"""

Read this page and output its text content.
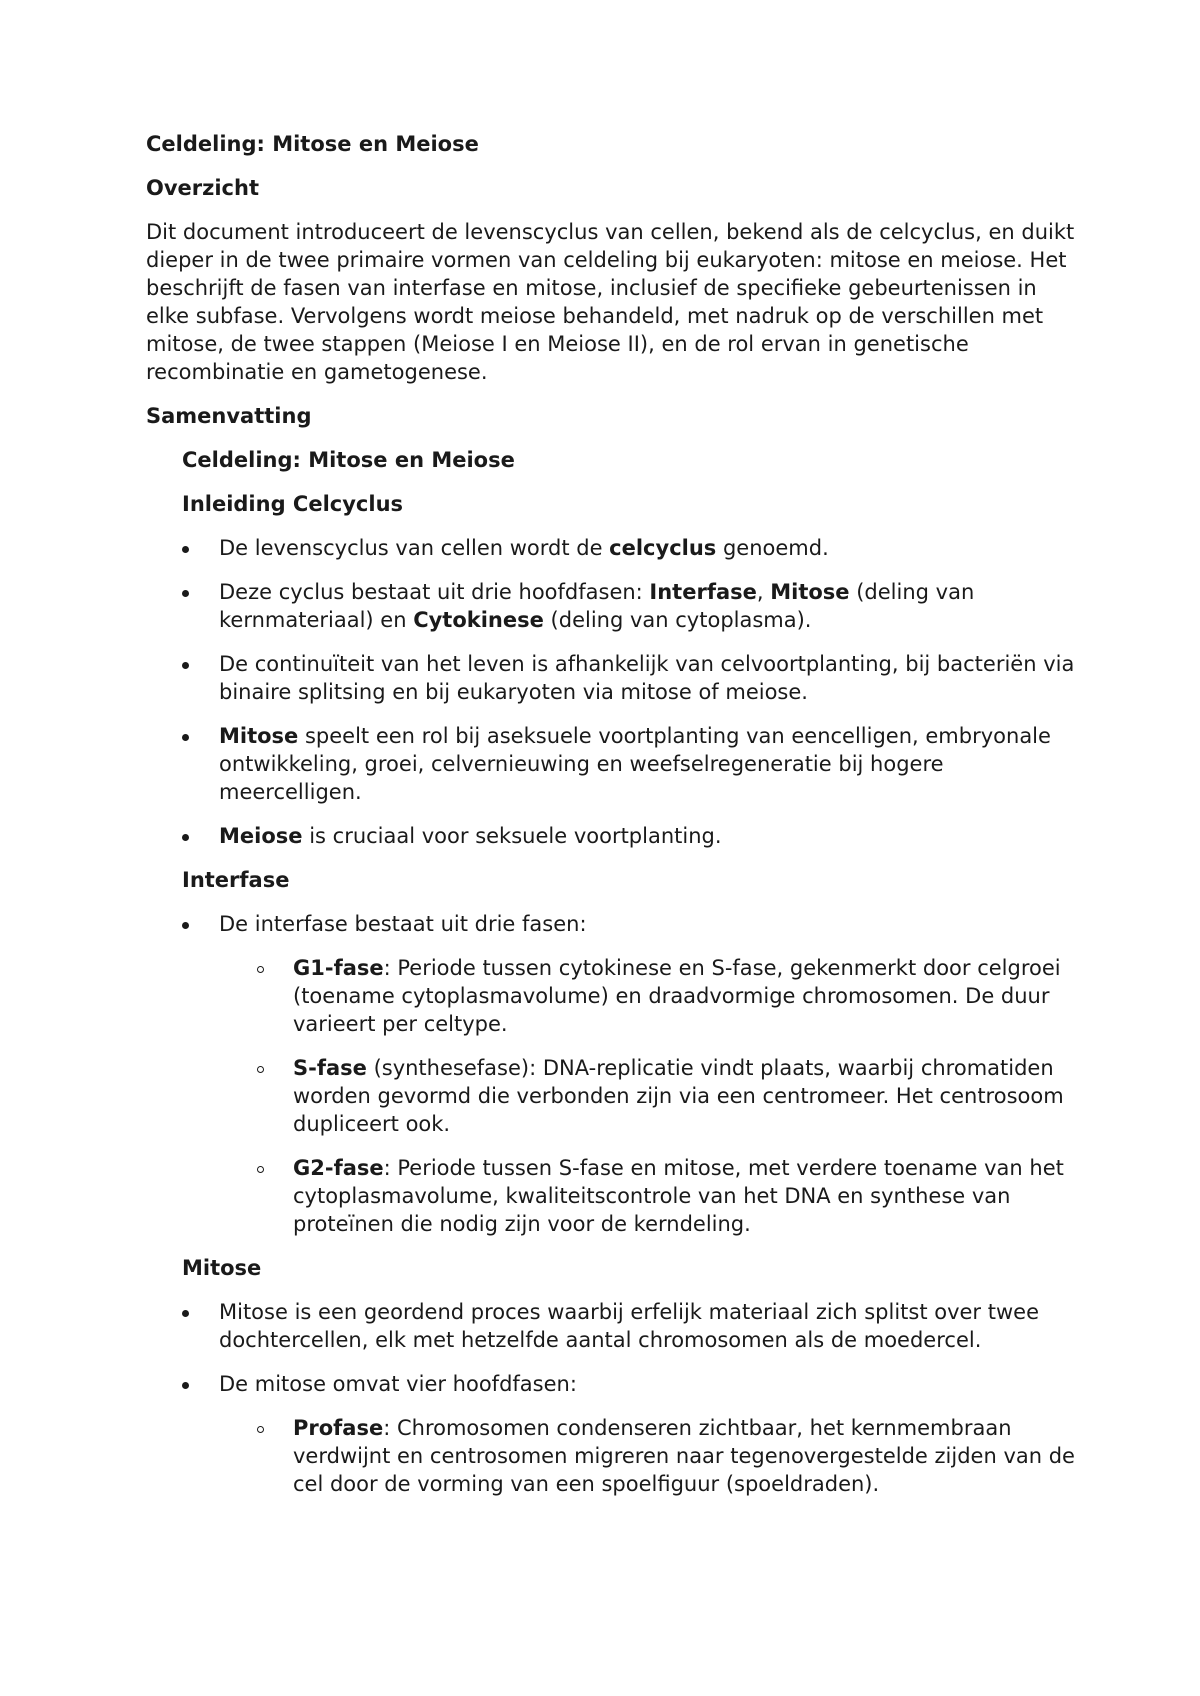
Celdeling: Mitose en Meiose
Overzicht

Dit document introduceert de levenscyclus van cellen, bekend als de celcyclus, en duikt dieper in de twee primaire vormen van celdeling bij eukaryoten: mitose en meiose. Het beschrijft de fasen van interfase en mitose, inclusief de specifieke gebeurtenissen in elke subfase. Vervolgens wordt meiose behandeld, met nadruk op de verschillen met mitose, de twee stappen (Meiose I en Meiose II), en de rol ervan in genetische recombinatie en gametogenese.

Samenvatting
Celdeling: Mitose en Meiose
Inleiding Celcyclus
De levenscyclus van cellen wordt de celcyclus genoemd.
Deze cyclus bestaat uit drie hoofdfasen: Interfase, Mitose (deling van kernmateriaal) en Cytokinese (deling van cytoplasma).
De continuïteit van het leven is afhankelijk van celvoortplanting, bij bacteriën via binaire splitsing en bij eukaryoten via mitose of meiose.
Mitose speelt een rol bij aseksuele voortplanting van eencelligen, embryonale ontwikkeling, groei, celvernieuwing en weefselregeneratie bij hogere meercelligen.
Meiose is cruciaal voor seksuele voortplanting.
Interfase
De interfase bestaat uit drie fasen:
G1-fase: Periode tussen cytokinese en S-fase, gekenmerkt door celgroei (toename cytoplasmavolume) en draadvormige chromosomen. De duur varieert per celtype.
S-fase (synthesefase): DNA-replicatie vindt plaats, waarbij chromatiden worden gevormd die verbonden zijn via een centromeer. Het centrosoom dupliceert ook.
G2-fase: Periode tussen S-fase en mitose, met verdere toename van het cytoplasmavolume, kwaliteitscontrole van het DNA en synthese van proteïnen die nodig zijn voor de kerndeling.
Mitose
Mitose is een geordend proces waarbij erfelijk materiaal zich splitst over twee dochtercellen, elk met hetzelfde aantal chromosomen als de moedercel.
De mitose omvat vier hoofdfasen:
Profase: Chromosomen condenseren zichtbaar, het kernmembraan verdwijnt en centrosomen migreren naar tegenovergestelde zijden van de cel door de vorming van een spoelfiguur (spoeldraden).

"""

(Exercise brief):
How many lines in the records contain the word "toename"? Reply with that number only.

(Exercise solution):
2